__Your task__:
Repeat the lines beginning at the one with "What's the underlying" and running to the end of the material, keeping the first and last of them, exactly as they appear.

(Items listed in a dataset)
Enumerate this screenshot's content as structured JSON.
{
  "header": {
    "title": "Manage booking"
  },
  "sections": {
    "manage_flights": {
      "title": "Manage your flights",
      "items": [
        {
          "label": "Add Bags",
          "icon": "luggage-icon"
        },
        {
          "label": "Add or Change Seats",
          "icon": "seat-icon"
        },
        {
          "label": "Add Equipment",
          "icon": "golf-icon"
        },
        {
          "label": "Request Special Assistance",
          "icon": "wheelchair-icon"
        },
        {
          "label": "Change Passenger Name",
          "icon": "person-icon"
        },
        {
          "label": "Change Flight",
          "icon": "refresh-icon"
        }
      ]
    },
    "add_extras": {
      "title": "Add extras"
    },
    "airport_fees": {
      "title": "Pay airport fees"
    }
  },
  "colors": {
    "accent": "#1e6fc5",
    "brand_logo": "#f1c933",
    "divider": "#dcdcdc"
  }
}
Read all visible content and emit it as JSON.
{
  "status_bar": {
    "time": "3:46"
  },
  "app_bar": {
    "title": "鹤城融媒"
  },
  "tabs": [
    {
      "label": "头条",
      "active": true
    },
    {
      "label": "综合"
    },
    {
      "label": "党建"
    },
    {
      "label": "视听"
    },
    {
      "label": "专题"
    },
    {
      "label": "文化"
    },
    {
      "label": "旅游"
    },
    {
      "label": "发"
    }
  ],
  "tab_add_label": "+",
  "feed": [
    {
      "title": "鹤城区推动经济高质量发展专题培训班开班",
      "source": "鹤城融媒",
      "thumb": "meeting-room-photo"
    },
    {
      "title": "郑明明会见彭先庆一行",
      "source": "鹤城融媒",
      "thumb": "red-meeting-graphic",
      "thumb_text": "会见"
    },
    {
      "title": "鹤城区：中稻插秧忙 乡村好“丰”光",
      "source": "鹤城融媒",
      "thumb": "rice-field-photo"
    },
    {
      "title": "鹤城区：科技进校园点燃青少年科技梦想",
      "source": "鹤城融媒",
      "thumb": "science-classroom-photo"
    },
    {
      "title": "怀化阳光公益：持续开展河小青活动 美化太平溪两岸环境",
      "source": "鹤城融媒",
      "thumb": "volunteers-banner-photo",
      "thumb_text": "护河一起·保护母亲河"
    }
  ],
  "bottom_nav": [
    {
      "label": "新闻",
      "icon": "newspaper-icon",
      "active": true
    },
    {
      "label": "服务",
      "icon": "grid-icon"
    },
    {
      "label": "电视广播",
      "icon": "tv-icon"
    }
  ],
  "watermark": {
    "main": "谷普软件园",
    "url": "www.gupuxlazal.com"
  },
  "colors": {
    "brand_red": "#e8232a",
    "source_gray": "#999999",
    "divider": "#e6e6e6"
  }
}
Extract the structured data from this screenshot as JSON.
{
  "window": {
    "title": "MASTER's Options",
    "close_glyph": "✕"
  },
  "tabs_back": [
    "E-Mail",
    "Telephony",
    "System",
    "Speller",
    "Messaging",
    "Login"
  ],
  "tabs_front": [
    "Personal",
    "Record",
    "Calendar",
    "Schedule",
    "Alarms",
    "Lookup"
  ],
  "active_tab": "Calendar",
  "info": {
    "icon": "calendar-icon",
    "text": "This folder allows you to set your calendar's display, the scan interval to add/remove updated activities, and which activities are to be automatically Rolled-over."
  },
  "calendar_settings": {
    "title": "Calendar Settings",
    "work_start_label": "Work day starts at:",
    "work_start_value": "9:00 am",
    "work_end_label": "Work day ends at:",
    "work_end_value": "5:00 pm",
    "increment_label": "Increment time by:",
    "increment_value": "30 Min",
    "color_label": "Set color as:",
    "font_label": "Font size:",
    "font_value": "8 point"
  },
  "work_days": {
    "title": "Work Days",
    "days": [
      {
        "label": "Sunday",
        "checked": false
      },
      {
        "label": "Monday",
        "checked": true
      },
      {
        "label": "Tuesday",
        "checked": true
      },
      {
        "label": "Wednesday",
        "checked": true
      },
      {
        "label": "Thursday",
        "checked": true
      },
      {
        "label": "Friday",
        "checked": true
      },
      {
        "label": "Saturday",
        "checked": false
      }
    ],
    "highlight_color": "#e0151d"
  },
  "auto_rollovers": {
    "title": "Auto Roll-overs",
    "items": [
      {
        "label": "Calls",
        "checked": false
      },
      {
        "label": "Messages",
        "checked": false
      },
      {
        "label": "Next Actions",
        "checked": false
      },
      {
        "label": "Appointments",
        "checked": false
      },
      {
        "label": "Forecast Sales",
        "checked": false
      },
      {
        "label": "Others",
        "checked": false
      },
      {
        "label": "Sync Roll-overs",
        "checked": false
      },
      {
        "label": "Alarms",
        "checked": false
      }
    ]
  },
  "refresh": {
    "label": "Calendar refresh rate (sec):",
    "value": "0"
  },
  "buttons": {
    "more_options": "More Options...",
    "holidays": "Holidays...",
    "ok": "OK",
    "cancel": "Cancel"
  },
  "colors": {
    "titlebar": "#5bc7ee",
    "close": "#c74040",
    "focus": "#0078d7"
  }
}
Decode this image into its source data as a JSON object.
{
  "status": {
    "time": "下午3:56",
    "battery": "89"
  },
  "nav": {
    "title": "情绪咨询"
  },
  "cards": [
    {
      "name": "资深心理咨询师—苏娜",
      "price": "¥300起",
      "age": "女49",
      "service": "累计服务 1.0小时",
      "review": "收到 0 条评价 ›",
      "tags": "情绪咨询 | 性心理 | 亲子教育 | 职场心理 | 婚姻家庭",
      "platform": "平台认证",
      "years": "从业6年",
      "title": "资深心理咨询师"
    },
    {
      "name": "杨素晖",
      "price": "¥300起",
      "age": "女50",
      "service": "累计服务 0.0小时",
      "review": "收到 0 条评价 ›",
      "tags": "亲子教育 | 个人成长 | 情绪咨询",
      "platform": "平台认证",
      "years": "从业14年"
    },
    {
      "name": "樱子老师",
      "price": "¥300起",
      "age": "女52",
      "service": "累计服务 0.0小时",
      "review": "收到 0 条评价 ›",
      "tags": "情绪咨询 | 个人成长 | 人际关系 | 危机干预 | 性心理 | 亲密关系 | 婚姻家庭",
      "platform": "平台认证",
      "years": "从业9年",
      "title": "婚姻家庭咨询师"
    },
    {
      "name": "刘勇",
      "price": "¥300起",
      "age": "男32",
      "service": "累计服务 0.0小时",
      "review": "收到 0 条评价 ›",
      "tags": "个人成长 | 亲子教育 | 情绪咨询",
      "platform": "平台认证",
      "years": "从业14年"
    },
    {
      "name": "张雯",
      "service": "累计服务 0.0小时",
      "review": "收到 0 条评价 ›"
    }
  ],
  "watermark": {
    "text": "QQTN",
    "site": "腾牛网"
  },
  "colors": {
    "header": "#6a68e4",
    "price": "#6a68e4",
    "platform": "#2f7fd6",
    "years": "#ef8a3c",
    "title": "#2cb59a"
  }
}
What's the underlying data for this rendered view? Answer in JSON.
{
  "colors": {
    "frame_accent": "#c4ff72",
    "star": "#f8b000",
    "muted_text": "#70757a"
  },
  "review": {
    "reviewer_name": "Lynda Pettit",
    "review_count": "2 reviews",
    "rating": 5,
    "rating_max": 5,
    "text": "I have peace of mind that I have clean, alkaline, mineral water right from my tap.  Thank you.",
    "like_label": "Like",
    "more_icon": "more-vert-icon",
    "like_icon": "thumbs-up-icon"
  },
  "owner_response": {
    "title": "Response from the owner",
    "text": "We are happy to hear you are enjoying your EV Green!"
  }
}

__The answer__:
What's the underlying data for this rendered view? Answer in JSON.
{
  "colors": {
    "frame_accent": "#c4ff72",
    "star": "#f8b000",
    "muted_text": "#70757a"
  },
  "review": {
    "reviewer_name": "Lynda Pettit",
    "review_count": "2 reviews",
    "rating": 5,
    "rating_max": 5,
    "text": "I have peace of mind that I have clean, alkaline, mineral water right from my tap.  Thank you.",
    "like_label": "Like",
    "more_icon": "more-vert-icon",
    "like_icon": "thumbs-up-icon"
  },
  "owner_response": {
    "title": "Response from the owner",
    "text": "We are happy to hear you are enjoying your EV Green!"
  }
}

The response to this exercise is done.